Exercise details ▸ What you return should match every record exactly, with the images removed.

Exercise input ▸
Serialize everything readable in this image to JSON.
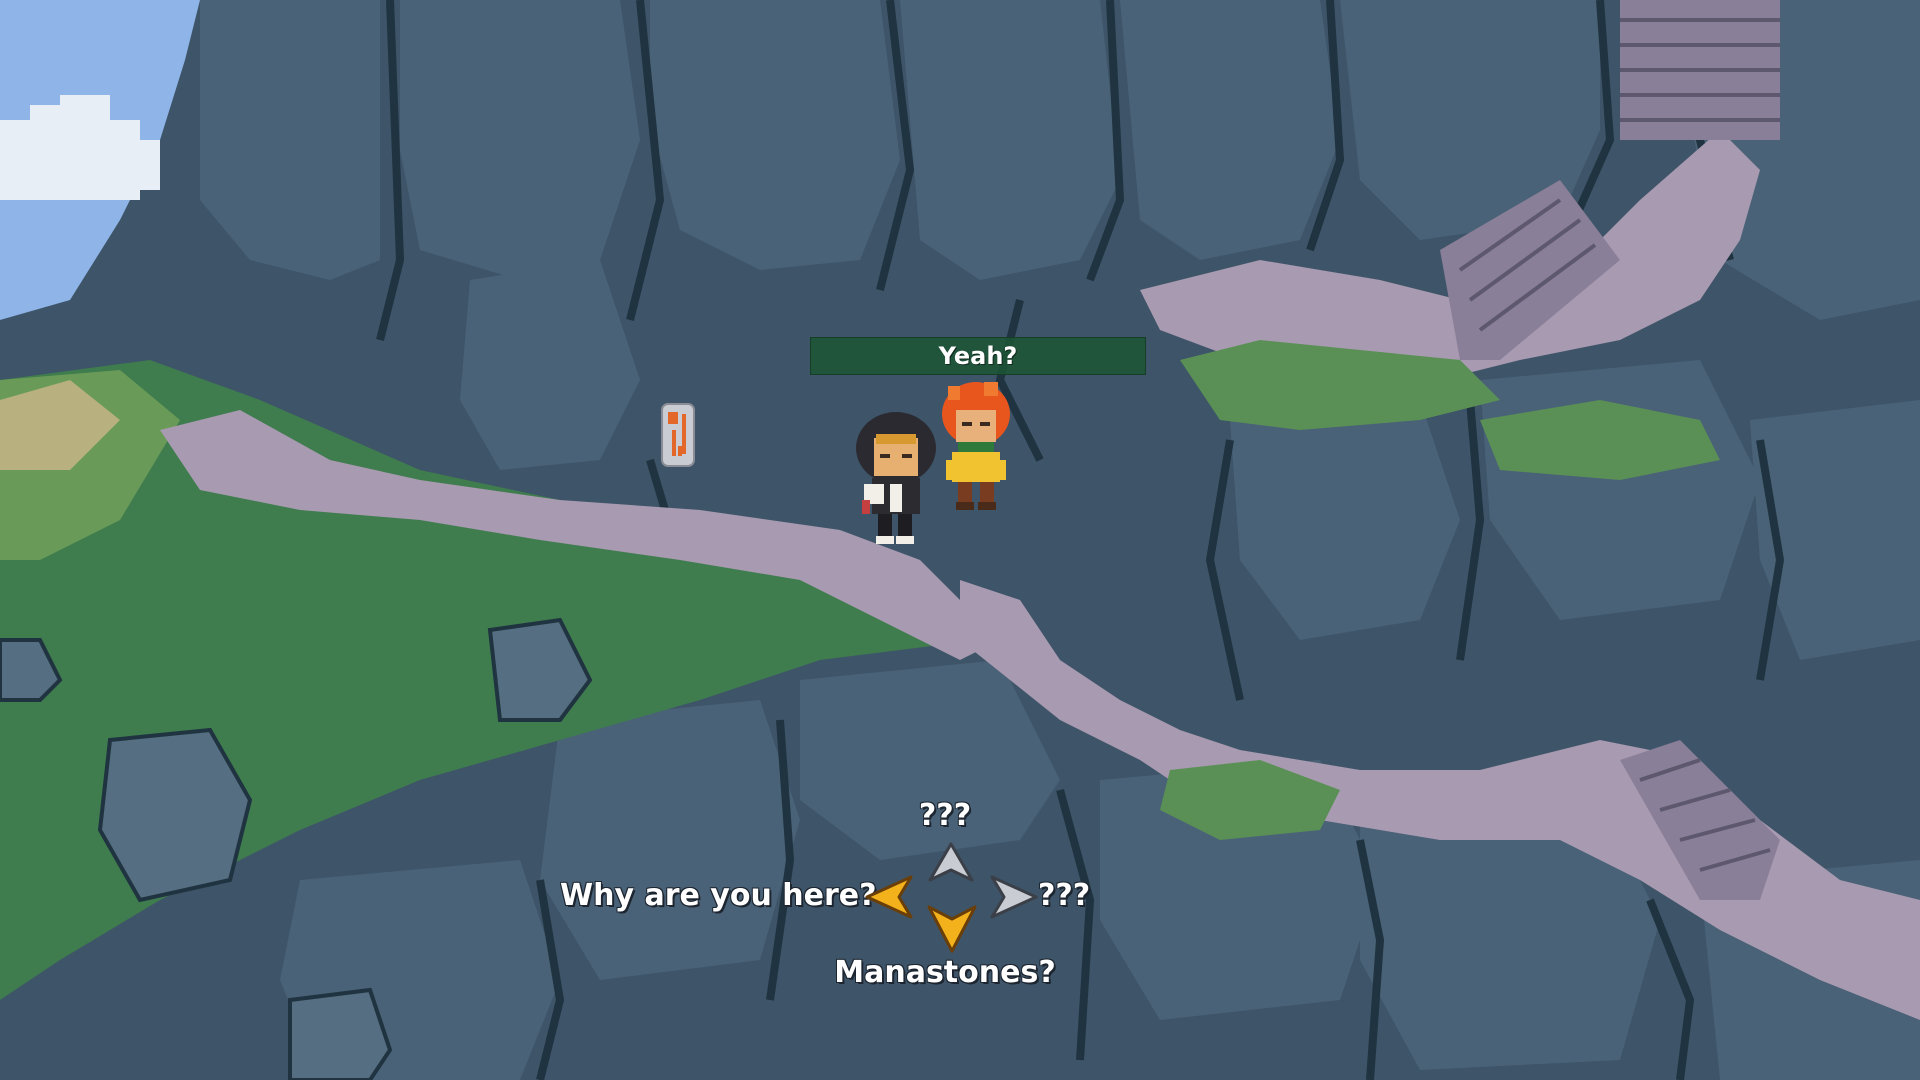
{
  "scene": {
    "name": "Cliffside Path",
    "colors": {
      "sky": "#8eb4e8",
      "rock_base": "#3e5468",
      "rock_face": "#4a6277",
      "rock_crack": "#1f3440",
      "path": "#a89ab0",
      "grass_dark": "#3f7c4e",
      "grass_light": "#6a9a58",
      "cloud": "#e8eef6"
    }
  },
  "speech_bubble": {
    "text": "Yeah?",
    "background": "#1c5434"
  },
  "dialogue_choices": {
    "up": {
      "label": "???",
      "arrow_state": "inactive"
    },
    "left": {
      "label": "Why are you here?",
      "arrow_state": "active"
    },
    "right": {
      "label": "???",
      "arrow_state": "inactive"
    },
    "down": {
      "label": "Manastones?",
      "arrow_state": "active"
    },
    "active_color": "#f3b21b",
    "inactive_color": "#c9ccd2"
  },
  "icons": {
    "signpost": "orange-rune-sign-icon",
    "arrow_up": "chevron-up-icon",
    "arrow_left": "chevron-left-icon",
    "arrow_right": "chevron-right-icon",
    "arrow_down": "chevron-down-icon"
  }
}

Reply ▸
Serialize everything readable in this image to JSON.
{
  "scene": {
    "name": "Cliffside Path",
    "colors": {
      "sky": "#8eb4e8",
      "rock_base": "#3e5468",
      "rock_face": "#4a6277",
      "rock_crack": "#1f3440",
      "path": "#a89ab0",
      "grass_dark": "#3f7c4e",
      "grass_light": "#6a9a58",
      "cloud": "#e8eef6"
    }
  },
  "speech_bubble": {
    "text": "Yeah?",
    "background": "#1c5434"
  },
  "dialogue_choices": {
    "up": {
      "label": "???",
      "arrow_state": "inactive"
    },
    "left": {
      "label": "Why are you here?",
      "arrow_state": "active"
    },
    "right": {
      "label": "???",
      "arrow_state": "inactive"
    },
    "down": {
      "label": "Manastones?",
      "arrow_state": "active"
    },
    "active_color": "#f3b21b",
    "inactive_color": "#c9ccd2"
  },
  "icons": {
    "signpost": "orange-rune-sign-icon",
    "arrow_up": "chevron-up-icon",
    "arrow_left": "chevron-left-icon",
    "arrow_right": "chevron-right-icon",
    "arrow_down": "chevron-down-icon"
  }
}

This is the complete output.